* _What this task involves_:
Please report every line from the material that contains the word "JSON".

(Chart and figure data)
┌──

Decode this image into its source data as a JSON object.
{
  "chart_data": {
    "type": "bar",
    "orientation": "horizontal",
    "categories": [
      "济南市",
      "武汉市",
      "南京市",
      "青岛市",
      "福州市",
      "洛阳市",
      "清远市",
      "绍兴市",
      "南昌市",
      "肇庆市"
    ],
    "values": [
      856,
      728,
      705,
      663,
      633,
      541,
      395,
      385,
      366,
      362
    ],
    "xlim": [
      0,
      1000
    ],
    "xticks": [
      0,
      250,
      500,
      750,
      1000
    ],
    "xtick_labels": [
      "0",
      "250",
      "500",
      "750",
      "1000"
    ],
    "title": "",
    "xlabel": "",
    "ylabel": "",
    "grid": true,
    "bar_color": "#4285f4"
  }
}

└──
┌──

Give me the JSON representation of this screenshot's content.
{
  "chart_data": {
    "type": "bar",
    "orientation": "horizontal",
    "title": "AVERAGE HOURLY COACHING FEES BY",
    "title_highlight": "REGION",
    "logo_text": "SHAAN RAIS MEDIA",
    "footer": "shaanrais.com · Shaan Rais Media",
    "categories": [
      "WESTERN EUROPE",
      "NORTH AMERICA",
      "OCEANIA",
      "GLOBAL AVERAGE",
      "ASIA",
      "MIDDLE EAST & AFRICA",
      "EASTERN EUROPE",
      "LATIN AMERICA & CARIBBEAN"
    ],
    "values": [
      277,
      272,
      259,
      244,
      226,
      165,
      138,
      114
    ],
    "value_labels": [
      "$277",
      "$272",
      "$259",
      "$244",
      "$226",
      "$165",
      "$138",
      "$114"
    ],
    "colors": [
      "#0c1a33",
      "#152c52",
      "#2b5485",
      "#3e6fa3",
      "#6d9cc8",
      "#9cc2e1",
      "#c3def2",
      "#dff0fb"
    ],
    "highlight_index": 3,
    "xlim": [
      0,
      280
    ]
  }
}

└──
┌──

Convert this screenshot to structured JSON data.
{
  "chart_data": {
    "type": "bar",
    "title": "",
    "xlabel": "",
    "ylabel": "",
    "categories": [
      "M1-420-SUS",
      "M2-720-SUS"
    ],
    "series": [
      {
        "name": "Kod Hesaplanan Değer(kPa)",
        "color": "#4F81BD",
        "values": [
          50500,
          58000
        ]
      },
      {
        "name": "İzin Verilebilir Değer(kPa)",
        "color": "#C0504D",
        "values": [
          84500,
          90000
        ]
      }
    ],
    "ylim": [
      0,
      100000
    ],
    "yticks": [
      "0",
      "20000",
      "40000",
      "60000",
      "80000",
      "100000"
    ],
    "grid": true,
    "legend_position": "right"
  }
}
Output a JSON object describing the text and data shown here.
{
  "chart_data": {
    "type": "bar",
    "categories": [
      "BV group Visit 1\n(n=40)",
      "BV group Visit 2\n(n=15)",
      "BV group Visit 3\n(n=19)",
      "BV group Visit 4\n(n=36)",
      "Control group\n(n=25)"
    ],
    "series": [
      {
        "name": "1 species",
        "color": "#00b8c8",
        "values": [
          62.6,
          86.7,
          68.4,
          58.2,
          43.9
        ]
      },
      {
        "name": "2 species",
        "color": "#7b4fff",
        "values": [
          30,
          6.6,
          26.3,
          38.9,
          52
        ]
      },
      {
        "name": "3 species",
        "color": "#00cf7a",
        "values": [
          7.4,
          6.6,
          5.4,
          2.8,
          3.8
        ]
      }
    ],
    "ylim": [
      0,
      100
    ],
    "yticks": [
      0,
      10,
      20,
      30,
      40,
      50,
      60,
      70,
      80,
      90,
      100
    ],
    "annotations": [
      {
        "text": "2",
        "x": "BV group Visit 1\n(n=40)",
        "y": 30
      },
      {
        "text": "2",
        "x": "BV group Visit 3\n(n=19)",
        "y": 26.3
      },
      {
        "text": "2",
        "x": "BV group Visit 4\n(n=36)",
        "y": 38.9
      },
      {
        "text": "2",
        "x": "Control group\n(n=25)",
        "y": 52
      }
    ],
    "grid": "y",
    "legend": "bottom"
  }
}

└──

* _Complete output_:
Decode this image into its source data as a JSON object.
Give me the JSON representation of this screenshot's content.
Convert this screenshot to structured JSON data.
Output a JSON object describing the text and data shown here.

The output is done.